• **YOUR TASK**:
Using the listing below, please gather every line containing the word "chord".

• **DATA SECTION**:

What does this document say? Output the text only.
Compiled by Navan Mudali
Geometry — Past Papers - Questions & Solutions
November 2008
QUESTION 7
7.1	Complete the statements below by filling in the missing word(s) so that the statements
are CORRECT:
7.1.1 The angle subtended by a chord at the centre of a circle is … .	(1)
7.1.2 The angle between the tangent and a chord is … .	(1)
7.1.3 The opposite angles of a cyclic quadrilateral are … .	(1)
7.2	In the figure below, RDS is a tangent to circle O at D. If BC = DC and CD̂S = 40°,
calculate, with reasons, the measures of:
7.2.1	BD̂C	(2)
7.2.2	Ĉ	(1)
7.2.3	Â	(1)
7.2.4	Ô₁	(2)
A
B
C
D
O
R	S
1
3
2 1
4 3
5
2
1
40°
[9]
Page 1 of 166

• **COMPLETE OUTPUT**:
7.1.1 The angle subtended by a chord at the centre of a circle is … .	(1)
7.1.2 The angle between the tangent and a chord is … .	(1)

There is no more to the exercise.